WHAT THE TASK ASKS: Look for the string "明中叶以后" and copy every line that has it.

[Recorded data]
——————————

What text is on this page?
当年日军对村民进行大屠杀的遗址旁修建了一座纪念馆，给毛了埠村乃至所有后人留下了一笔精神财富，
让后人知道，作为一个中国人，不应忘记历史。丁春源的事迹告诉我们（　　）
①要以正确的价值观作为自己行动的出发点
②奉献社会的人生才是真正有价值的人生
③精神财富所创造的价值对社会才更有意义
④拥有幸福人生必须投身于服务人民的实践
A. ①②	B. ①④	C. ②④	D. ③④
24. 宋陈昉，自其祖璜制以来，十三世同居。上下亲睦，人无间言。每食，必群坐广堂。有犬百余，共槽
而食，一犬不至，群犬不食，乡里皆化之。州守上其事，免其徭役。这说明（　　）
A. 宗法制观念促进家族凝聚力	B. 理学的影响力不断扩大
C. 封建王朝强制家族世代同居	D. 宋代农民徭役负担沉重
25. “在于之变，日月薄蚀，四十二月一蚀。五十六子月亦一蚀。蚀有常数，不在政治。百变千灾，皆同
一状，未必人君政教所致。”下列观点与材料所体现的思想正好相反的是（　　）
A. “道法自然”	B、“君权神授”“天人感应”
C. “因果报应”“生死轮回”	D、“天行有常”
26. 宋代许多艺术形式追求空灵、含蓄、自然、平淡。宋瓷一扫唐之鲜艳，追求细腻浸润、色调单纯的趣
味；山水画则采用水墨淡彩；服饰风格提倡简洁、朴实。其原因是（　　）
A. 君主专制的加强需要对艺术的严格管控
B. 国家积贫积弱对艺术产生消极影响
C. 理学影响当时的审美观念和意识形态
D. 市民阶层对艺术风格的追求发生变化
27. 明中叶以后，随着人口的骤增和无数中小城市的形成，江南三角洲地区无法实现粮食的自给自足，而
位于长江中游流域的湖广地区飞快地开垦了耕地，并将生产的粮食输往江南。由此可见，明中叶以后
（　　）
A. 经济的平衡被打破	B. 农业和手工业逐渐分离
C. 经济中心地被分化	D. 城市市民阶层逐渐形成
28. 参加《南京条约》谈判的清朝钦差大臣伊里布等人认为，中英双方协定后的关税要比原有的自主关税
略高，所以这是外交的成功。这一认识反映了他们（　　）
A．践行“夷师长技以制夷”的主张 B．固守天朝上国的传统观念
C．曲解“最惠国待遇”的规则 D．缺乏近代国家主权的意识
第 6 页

——————————

FINAL RESULT:
27. 明中叶以后，随着人口的骤增和无数中小城市的形成，江南三角洲地区无法实现粮食的自给自足，而
位于长江中游流域的湖广地区飞快地开垦了耕地，并将生产的粮食输往江南。由此可见，明中叶以后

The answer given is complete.